What to work on
Look for the string "activated" in the lines and copy each line that has it.

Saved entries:

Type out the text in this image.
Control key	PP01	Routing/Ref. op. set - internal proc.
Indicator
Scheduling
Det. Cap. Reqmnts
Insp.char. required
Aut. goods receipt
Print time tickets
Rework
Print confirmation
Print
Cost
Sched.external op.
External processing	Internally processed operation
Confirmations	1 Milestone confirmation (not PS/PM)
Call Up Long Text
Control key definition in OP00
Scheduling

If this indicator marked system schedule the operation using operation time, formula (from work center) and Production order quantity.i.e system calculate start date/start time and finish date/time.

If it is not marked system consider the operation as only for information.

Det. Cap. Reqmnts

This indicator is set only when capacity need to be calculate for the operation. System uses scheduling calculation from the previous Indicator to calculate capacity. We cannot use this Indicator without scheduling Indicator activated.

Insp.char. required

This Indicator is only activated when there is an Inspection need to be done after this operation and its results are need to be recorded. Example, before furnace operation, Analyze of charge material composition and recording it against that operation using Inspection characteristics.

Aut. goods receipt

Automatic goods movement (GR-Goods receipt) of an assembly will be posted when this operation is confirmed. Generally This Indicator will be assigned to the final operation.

Answer to the problem
This indicator is set only when capacity need to be calculate for the operation. System uses scheduling calculation from the previous Indicator to calculate capacity. We cannot use this Indicator without scheduling Indicator activated.
This Indicator is only activated when there is an Inspection need to be done after this operation and its results are need to be recorded. Example, before furnace operation, Analyze of charge material composition and recording it against that operation using Inspection characteristics.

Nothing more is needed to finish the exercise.